(Figure content listings)
(begin)

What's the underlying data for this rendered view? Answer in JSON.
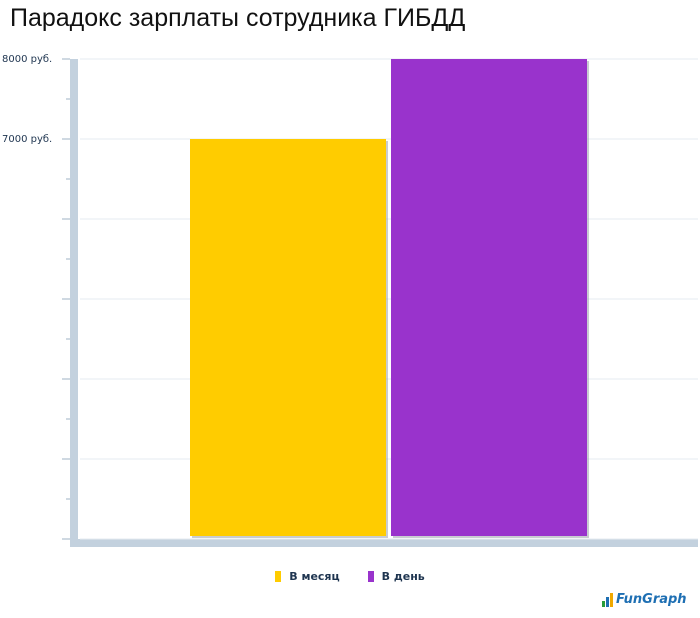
{
  "title": "Парадокс зарплаты сотрудника ГИБДД",
  "chart_data": {
    "type": "bar",
    "categories": [
      "В месяц",
      "В день"
    ],
    "values": [
      7000,
      8000
    ],
    "ylim": [
      2000,
      8000
    ],
    "yticks": [
      2000,
      3000,
      4000,
      5000,
      6000,
      7000,
      8000
    ],
    "ytick_labels": [
      "",
      "",
      "",
      "",
      "",
      "7000 руб.",
      "8000 руб."
    ],
    "colors": [
      "#ffcc00",
      "#9933cc"
    ],
    "grid": true,
    "legend_position": "bottom-center"
  },
  "legend": [
    {
      "label": "В месяц",
      "color": "#ffcc00"
    },
    {
      "label": "В день",
      "color": "#9933cc"
    }
  ],
  "logo": {
    "text": "FunGraph"
  }
}
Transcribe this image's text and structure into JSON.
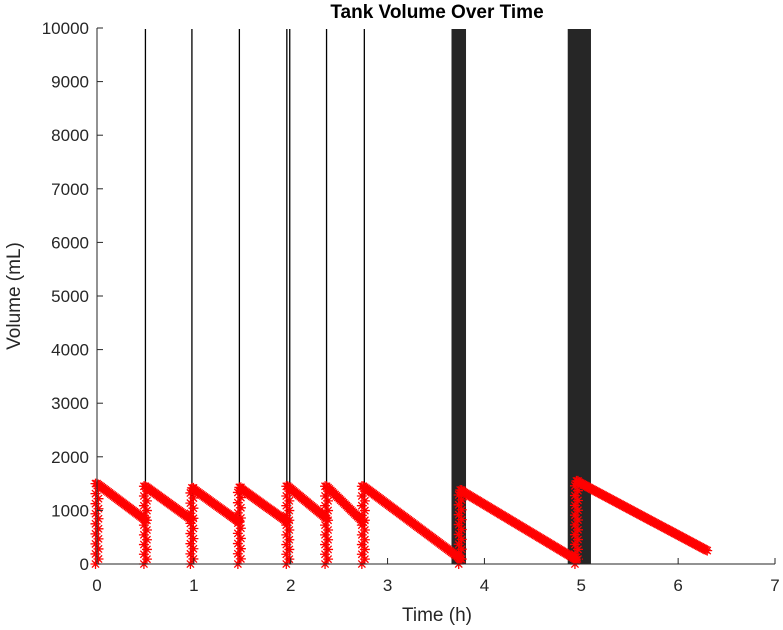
{
  "chart_data": {
    "type": "scatter",
    "title": "Tank Volume Over Time",
    "xlabel": "Time (h)",
    "ylabel": "Volume (mL)",
    "xlim": [
      0,
      7
    ],
    "ylim": [
      0,
      10000
    ],
    "xticks": [
      0,
      1,
      2,
      3,
      4,
      5,
      6,
      7
    ],
    "yticks": [
      0,
      1000,
      2000,
      3000,
      4000,
      5000,
      6000,
      7000,
      8000,
      9000,
      10000
    ],
    "grid": false,
    "legend": "none",
    "marker": "asterisk",
    "colors": {
      "series": "#ff0000",
      "fill_events": "#000000",
      "axis": "#262626"
    },
    "series": [
      {
        "segments": [
          {
            "start": [
              0.0,
              1500
            ],
            "end": [
              0.5,
              820
            ]
          },
          {
            "start": [
              0.5,
              1450
            ],
            "end": [
              0.98,
              820
            ]
          },
          {
            "start": [
              0.98,
              1420
            ],
            "end": [
              1.47,
              780
            ]
          },
          {
            "start": [
              1.47,
              1430
            ],
            "end": [
              1.97,
              780
            ]
          },
          {
            "start": [
              1.97,
              1450
            ],
            "end": [
              2.37,
              850
            ]
          },
          {
            "start": [
              2.37,
              1450
            ],
            "end": [
              2.75,
              780
            ]
          },
          {
            "start": [
              2.75,
              1450
            ],
            "end": [
              3.75,
              100
            ]
          },
          {
            "start": [
              3.75,
              1380
            ],
            "end": [
              4.95,
              80
            ]
          },
          {
            "start": [
              4.95,
              1550
            ],
            "end": [
              6.3,
              250
            ]
          }
        ],
        "drops_to_zero_at": [
          0,
          0.5,
          0.98,
          1.47,
          1.97,
          2.37,
          2.75,
          3.75,
          4.95
        ]
      }
    ],
    "fill_events": [
      {
        "type": "line",
        "x": 0.5
      },
      {
        "type": "line",
        "x": 0.98
      },
      {
        "type": "line",
        "x": 1.47
      },
      {
        "type": "line",
        "x": 1.96
      },
      {
        "type": "line",
        "x": 1.99
      },
      {
        "type": "line",
        "x": 2.37
      },
      {
        "type": "line",
        "x": 2.76
      },
      {
        "type": "band",
        "x_start": 3.66,
        "x_end": 3.81
      },
      {
        "type": "band",
        "x_start": 4.86,
        "x_end": 5.1
      }
    ]
  }
}
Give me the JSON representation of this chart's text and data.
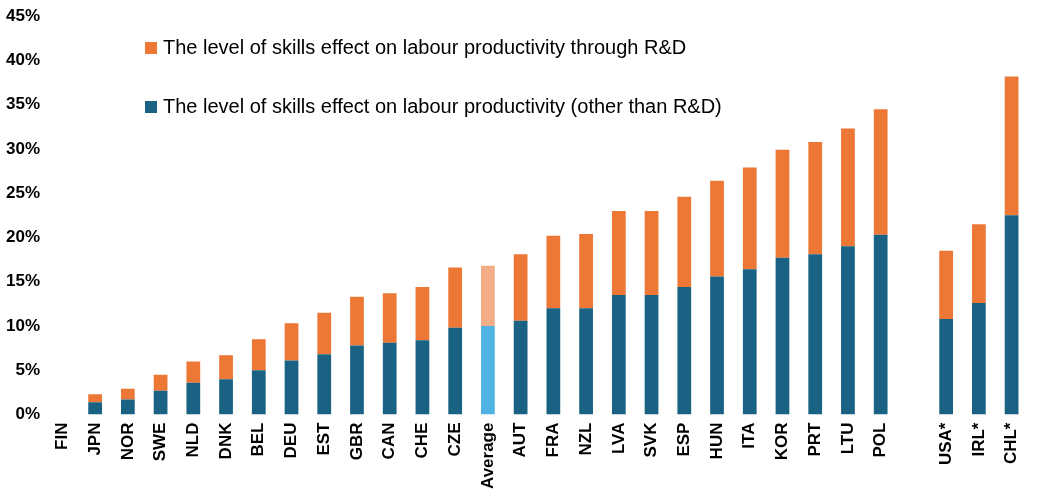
{
  "chart_data": {
    "type": "bar",
    "stacked": true,
    "categories": [
      "FIN",
      "JPN",
      "NOR",
      "SWE",
      "NLD",
      "DNK",
      "BEL",
      "DEU",
      "EST",
      "GBR",
      "CAN",
      "CHE",
      "CZE",
      "Average",
      "AUT",
      "FRA",
      "NZL",
      "LVA",
      "SVK",
      "ESP",
      "HUN",
      "ITA",
      "KOR",
      "PRT",
      "LTU",
      "POL",
      null,
      "USA*",
      "IRL*",
      "CHL*"
    ],
    "series": [
      {
        "name": "The level of skills effect on labour productivity (other than R&D)",
        "color": "#1a6283",
        "colors": [
          "#1a6283",
          "#1a6283",
          "#1a6283",
          "#1a6283",
          "#1a6283",
          "#1a6283",
          "#1a6283",
          "#1a6283",
          "#1a6283",
          "#1a6283",
          "#1a6283",
          "#1a6283",
          "#1a6283",
          "#4fb3e4",
          "#1a6283",
          "#1a6283",
          "#1a6283",
          "#1a6283",
          "#1a6283",
          "#1a6283",
          "#1a6283",
          "#1a6283",
          "#1a6283",
          "#1a6283",
          "#1a6283",
          "#1a6283",
          "#1a6283",
          "#1a6283",
          "#1a6283",
          "#1a6283"
        ],
        "values": [
          0,
          1.4,
          1.7,
          2.7,
          3.6,
          4.0,
          5.0,
          6.1,
          6.8,
          7.8,
          8.1,
          8.4,
          9.8,
          10.0,
          10.6,
          12.0,
          12.0,
          13.5,
          13.5,
          14.4,
          15.6,
          16.4,
          17.7,
          18.1,
          19.0,
          20.3,
          null,
          10.8,
          12.6,
          22.5
        ]
      },
      {
        "name": "The level of skills effect on labour productivity through R&D",
        "color": "#ed7734",
        "colors": [
          "#ed7734",
          "#ed7734",
          "#ed7734",
          "#ed7734",
          "#ed7734",
          "#ed7734",
          "#ed7734",
          "#ed7734",
          "#ed7734",
          "#ed7734",
          "#ed7734",
          "#ed7734",
          "#ed7734",
          "#f4ae87",
          "#ed7734",
          "#ed7734",
          "#ed7734",
          "#ed7734",
          "#ed7734",
          "#ed7734",
          "#ed7734",
          "#ed7734",
          "#ed7734",
          "#ed7734",
          "#ed7734",
          "#ed7734",
          "#ed7734",
          "#ed7734",
          "#ed7734",
          "#ed7734"
        ],
        "values": [
          0,
          0.9,
          1.2,
          1.8,
          2.4,
          2.7,
          3.5,
          4.2,
          4.7,
          5.5,
          5.6,
          6.0,
          6.8,
          6.8,
          7.5,
          8.2,
          8.4,
          9.5,
          9.5,
          10.2,
          10.8,
          11.5,
          12.2,
          12.7,
          13.3,
          14.2,
          null,
          7.7,
          8.9,
          15.7
        ]
      }
    ],
    "ylim": [
      0,
      45
    ],
    "yticks": [
      {
        "value": 0,
        "label": "0%"
      },
      {
        "value": 5,
        "label": "5%"
      },
      {
        "value": 10,
        "label": "10%"
      },
      {
        "value": 15,
        "label": "15%"
      },
      {
        "value": 20,
        "label": "20%"
      },
      {
        "value": 25,
        "label": "25%"
      },
      {
        "value": 30,
        "label": "30%"
      },
      {
        "value": 35,
        "label": "35%"
      },
      {
        "value": 40,
        "label": "40%"
      },
      {
        "value": 45,
        "label": "45%"
      }
    ],
    "legend": "top left"
  }
}
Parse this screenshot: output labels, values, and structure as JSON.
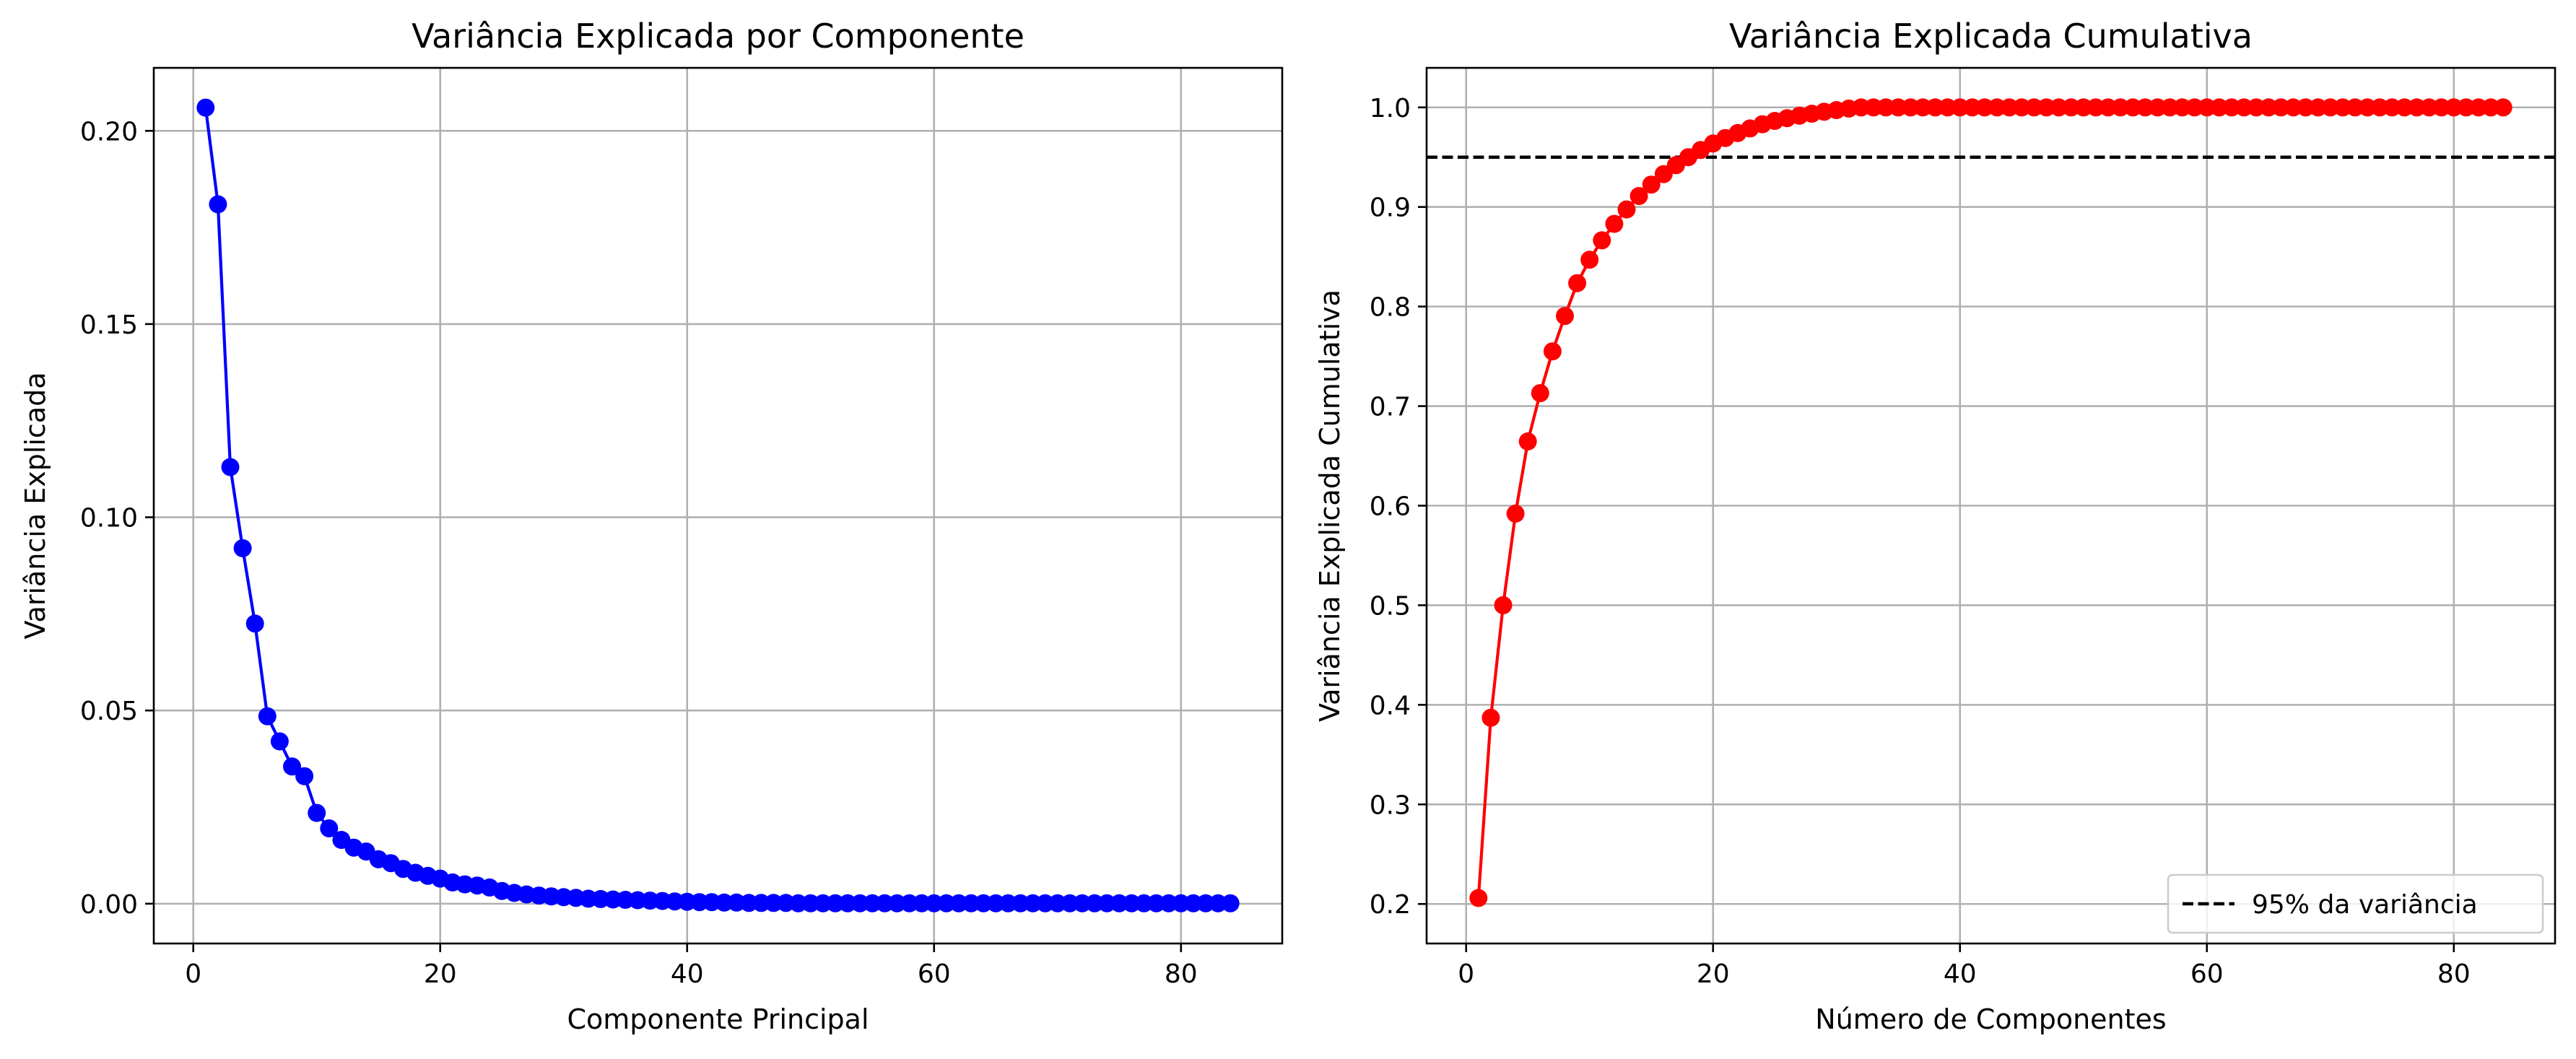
{
  "chart_data": [
    {
      "type": "line",
      "title": "Variância Explicada por Componente",
      "xlabel": "Componente Principal",
      "ylabel": "Variância Explicada",
      "xlim": [
        -3.2,
        88.2
      ],
      "ylim": [
        -0.0103,
        0.2163
      ],
      "xticks": [
        0,
        20,
        40,
        60,
        80
      ],
      "xtick_labels": [
        "0",
        "20",
        "40",
        "60",
        "80"
      ],
      "yticks": [
        0.0,
        0.05,
        0.1,
        0.15,
        0.2
      ],
      "ytick_labels": [
        "0.00",
        "0.05",
        "0.10",
        "0.15",
        "0.20"
      ],
      "grid": true,
      "series": [
        {
          "color": "#0000ff",
          "marker": "circle",
          "x": [
            1,
            2,
            3,
            4,
            5,
            6,
            7,
            8,
            9,
            10,
            11,
            12,
            13,
            14,
            15,
            16,
            17,
            18,
            19,
            20,
            21,
            22,
            23,
            24,
            25,
            26,
            27,
            28,
            29,
            30,
            31,
            32,
            33,
            34,
            35,
            36,
            37,
            38,
            39,
            40,
            41,
            42,
            43,
            44,
            45,
            46,
            47,
            48,
            49,
            50,
            51,
            52,
            53,
            54,
            55,
            56,
            57,
            58,
            59,
            60,
            61,
            62,
            63,
            64,
            65,
            66,
            67,
            68,
            69,
            70,
            71,
            72,
            73,
            74,
            75,
            76,
            77,
            78,
            79,
            80,
            81,
            82,
            83,
            84
          ],
          "y": [
            0.206,
            0.181,
            0.113,
            0.092,
            0.0725,
            0.0485,
            0.042,
            0.0355,
            0.033,
            0.0235,
            0.0195,
            0.0165,
            0.0145,
            0.0135,
            0.0115,
            0.0105,
            0.009,
            0.008,
            0.0072,
            0.0065,
            0.0055,
            0.005,
            0.0047,
            0.0042,
            0.0033,
            0.0028,
            0.0024,
            0.0021,
            0.0019,
            0.0017,
            0.0015,
            0.0013,
            0.0012,
            0.0011,
            0.001,
            0.0009,
            0.0008,
            0.0007,
            0.0006,
            0.0005,
            0.0004,
            0.0004,
            0.0003,
            0.0003,
            0.0002,
            0.0002,
            0.0002,
            0.0002,
            0.0001,
            0.0001,
            0.0001,
            0.0001,
            0.0001,
            0.0001,
            0.0001,
            0.0001,
            0.0001,
            0.0001,
            0.0001,
            0.0001,
            0.0001,
            0.0001,
            0.0001,
            0.0001,
            0.0001,
            0.0001,
            0.0001,
            0.0001,
            0.0001,
            0.0001,
            0.0001,
            0.0001,
            0.0001,
            0.0001,
            0.0001,
            0.0001,
            0.0001,
            0.0001,
            0.0001,
            0.0001,
            0.0001,
            0.0001,
            0.0001,
            0.0001
          ]
        }
      ]
    },
    {
      "type": "line",
      "title": "Variância Explicada Cumulativa",
      "xlabel": "Número de Componentes",
      "ylabel": "Variância Explicada Cumulativa",
      "xlim": [
        -3.2,
        88.2
      ],
      "ylim": [
        0.1603,
        1.0397
      ],
      "xticks": [
        0,
        20,
        40,
        60,
        80
      ],
      "xtick_labels": [
        "0",
        "20",
        "40",
        "60",
        "80"
      ],
      "yticks": [
        0.2,
        0.3,
        0.4,
        0.5,
        0.6,
        0.7,
        0.8,
        0.9,
        1.0
      ],
      "ytick_labels": [
        "0.2",
        "0.3",
        "0.4",
        "0.5",
        "0.6",
        "0.7",
        "0.8",
        "0.9",
        "1.0"
      ],
      "grid": true,
      "legend_position": "lower-right",
      "reference_line": {
        "y": 0.95,
        "style": "dashed",
        "color": "#000000",
        "label": "95% da variância"
      },
      "series": [
        {
          "color": "#ff0000",
          "marker": "circle",
          "x": [
            1,
            2,
            3,
            4,
            5,
            6,
            7,
            8,
            9,
            10,
            11,
            12,
            13,
            14,
            15,
            16,
            17,
            18,
            19,
            20,
            21,
            22,
            23,
            24,
            25,
            26,
            27,
            28,
            29,
            30,
            31,
            32,
            33,
            34,
            35,
            36,
            37,
            38,
            39,
            40,
            41,
            42,
            43,
            44,
            45,
            46,
            47,
            48,
            49,
            50,
            51,
            52,
            53,
            54,
            55,
            56,
            57,
            58,
            59,
            60,
            61,
            62,
            63,
            64,
            65,
            66,
            67,
            68,
            69,
            70,
            71,
            72,
            73,
            74,
            75,
            76,
            77,
            78,
            79,
            80,
            81,
            82,
            83,
            84
          ],
          "y": [
            0.206,
            0.387,
            0.5,
            0.592,
            0.6645,
            0.713,
            0.755,
            0.7905,
            0.8235,
            0.847,
            0.8665,
            0.883,
            0.8975,
            0.911,
            0.9225,
            0.933,
            0.942,
            0.95,
            0.9572,
            0.9637,
            0.9692,
            0.9742,
            0.9789,
            0.9831,
            0.9864,
            0.9892,
            0.9916,
            0.9937,
            0.9956,
            0.9973,
            0.9988,
            1.0,
            1.0,
            1.0,
            1.0,
            1.0,
            1.0,
            1.0,
            1.0,
            1.0,
            1.0,
            1.0,
            1.0,
            1.0,
            1.0,
            1.0,
            1.0,
            1.0,
            1.0,
            1.0,
            1.0,
            1.0,
            1.0,
            1.0,
            1.0,
            1.0,
            1.0,
            1.0,
            1.0,
            1.0,
            1.0,
            1.0,
            1.0,
            1.0,
            1.0,
            1.0,
            1.0,
            1.0,
            1.0,
            1.0,
            1.0,
            1.0,
            1.0,
            1.0,
            1.0,
            1.0,
            1.0,
            1.0,
            1.0,
            1.0,
            1.0,
            1.0,
            1.0,
            1.0
          ]
        }
      ]
    }
  ]
}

(end)

» DO THIS
Return each full line of the entries that contains the word "labour".

» SOLUTION TO THIS TASK
        "name": "The level of skills effect on labour productivity (other than R&D)",
        "name": "The level of skills effect on labour productivity through R&D",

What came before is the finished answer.